DESCRIPTION OF THE TASK:
Only the number is wanted: count the lines that contain "甲先到达终点".

+ + + + +

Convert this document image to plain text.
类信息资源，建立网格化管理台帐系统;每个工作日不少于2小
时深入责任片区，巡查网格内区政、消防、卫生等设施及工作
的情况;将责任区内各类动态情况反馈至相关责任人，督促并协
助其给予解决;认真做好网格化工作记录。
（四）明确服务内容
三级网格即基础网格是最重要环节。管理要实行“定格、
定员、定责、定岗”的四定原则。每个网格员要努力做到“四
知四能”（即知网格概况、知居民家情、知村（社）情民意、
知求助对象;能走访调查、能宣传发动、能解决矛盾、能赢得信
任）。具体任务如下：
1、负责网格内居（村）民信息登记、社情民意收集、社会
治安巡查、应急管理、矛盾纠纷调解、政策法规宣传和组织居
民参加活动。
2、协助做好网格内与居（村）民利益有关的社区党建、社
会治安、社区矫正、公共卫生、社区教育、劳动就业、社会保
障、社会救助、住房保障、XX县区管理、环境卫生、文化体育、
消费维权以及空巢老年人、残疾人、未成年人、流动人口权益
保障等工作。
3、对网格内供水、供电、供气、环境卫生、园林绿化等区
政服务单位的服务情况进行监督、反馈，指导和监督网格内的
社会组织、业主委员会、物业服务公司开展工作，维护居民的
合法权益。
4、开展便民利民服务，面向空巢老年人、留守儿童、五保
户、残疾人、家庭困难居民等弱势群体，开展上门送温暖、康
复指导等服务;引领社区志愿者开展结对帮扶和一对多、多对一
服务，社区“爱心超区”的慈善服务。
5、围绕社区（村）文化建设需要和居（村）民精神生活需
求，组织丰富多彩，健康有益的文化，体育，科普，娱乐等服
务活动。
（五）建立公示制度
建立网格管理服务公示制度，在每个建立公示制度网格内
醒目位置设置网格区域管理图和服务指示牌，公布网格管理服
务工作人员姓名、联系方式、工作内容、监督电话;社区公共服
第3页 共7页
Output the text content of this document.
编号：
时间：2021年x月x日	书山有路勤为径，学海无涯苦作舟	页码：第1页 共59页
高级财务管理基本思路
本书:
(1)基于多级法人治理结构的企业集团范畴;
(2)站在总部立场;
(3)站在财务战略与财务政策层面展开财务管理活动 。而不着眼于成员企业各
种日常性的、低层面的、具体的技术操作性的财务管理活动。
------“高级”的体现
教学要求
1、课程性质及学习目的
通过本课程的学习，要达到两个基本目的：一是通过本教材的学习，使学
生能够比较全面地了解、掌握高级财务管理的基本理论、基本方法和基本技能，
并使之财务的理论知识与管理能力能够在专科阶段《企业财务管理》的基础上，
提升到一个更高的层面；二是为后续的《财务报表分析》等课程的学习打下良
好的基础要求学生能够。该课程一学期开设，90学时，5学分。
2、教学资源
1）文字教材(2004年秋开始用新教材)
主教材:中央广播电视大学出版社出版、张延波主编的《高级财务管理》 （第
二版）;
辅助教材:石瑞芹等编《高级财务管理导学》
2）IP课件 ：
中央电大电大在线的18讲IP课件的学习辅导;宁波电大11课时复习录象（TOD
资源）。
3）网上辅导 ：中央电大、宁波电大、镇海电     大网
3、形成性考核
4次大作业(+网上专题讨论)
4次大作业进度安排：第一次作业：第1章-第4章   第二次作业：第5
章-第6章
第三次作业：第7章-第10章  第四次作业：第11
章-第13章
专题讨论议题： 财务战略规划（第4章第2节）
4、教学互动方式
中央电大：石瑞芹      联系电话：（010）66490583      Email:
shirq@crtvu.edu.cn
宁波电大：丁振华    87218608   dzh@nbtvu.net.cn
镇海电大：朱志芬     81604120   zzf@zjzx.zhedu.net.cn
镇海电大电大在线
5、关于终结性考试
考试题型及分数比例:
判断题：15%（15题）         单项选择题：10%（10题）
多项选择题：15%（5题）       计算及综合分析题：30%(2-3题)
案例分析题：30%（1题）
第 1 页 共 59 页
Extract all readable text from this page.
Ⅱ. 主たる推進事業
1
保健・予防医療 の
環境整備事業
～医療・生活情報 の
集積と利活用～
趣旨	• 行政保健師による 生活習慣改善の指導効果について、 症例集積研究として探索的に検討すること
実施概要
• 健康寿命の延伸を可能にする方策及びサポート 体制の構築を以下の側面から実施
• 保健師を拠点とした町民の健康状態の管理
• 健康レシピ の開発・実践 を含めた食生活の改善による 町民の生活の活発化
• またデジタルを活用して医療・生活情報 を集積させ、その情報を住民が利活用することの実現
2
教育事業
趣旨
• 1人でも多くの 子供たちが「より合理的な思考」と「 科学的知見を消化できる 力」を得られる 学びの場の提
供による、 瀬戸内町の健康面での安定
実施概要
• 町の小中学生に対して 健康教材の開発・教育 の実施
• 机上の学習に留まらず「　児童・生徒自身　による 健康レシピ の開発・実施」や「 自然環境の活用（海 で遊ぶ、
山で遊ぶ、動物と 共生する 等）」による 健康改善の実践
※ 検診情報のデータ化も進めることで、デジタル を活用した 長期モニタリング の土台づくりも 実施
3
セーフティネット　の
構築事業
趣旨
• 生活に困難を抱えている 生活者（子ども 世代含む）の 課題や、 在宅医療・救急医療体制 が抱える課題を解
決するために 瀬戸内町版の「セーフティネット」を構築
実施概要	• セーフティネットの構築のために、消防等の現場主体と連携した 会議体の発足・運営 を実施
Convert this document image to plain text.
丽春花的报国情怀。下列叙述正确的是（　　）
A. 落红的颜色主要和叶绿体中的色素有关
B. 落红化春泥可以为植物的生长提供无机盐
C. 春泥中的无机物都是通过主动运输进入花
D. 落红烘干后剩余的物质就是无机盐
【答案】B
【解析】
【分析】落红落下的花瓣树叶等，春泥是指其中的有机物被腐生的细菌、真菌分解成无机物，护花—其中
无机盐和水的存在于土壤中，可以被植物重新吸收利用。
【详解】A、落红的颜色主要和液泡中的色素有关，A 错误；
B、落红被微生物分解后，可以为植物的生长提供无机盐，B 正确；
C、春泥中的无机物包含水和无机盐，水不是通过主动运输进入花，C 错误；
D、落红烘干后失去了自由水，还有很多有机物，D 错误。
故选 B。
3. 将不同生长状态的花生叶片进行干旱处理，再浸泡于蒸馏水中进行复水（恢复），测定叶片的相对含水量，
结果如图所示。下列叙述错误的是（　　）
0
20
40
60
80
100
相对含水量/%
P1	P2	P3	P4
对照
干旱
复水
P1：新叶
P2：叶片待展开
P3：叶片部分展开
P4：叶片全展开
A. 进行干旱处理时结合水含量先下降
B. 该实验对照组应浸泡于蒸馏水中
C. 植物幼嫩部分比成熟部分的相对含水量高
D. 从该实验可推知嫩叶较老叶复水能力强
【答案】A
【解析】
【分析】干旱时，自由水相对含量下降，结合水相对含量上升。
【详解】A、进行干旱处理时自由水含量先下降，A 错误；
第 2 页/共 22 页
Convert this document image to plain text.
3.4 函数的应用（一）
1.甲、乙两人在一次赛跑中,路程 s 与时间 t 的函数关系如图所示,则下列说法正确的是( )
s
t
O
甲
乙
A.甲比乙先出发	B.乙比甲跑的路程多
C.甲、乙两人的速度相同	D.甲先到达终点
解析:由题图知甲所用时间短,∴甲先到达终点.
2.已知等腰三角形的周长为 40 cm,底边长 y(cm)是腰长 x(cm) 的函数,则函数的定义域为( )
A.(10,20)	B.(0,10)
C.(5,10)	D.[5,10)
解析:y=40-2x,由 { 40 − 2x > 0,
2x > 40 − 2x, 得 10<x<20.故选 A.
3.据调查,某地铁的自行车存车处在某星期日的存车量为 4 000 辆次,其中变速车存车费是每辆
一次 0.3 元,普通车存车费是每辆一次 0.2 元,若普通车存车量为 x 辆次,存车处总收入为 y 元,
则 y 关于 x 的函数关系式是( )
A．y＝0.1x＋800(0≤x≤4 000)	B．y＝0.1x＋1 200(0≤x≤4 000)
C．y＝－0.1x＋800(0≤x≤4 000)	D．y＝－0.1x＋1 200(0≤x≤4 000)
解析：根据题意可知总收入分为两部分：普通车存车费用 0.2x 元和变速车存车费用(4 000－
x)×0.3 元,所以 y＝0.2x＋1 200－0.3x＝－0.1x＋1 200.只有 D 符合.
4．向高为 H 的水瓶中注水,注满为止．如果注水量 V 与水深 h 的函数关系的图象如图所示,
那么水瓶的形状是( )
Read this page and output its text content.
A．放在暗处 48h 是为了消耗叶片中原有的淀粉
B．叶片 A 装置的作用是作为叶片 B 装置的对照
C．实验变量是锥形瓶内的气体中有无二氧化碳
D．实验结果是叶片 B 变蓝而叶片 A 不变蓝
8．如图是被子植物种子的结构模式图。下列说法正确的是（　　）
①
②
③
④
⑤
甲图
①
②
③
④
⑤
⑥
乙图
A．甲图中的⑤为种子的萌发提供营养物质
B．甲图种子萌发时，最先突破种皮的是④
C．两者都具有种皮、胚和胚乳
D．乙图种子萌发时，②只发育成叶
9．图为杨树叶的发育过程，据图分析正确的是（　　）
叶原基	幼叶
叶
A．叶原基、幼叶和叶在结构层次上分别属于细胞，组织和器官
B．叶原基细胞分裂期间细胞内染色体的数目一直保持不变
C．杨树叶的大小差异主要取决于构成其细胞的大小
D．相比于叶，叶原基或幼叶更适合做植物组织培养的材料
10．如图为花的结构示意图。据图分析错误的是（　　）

+ + + + +

FULL ANSWER:
2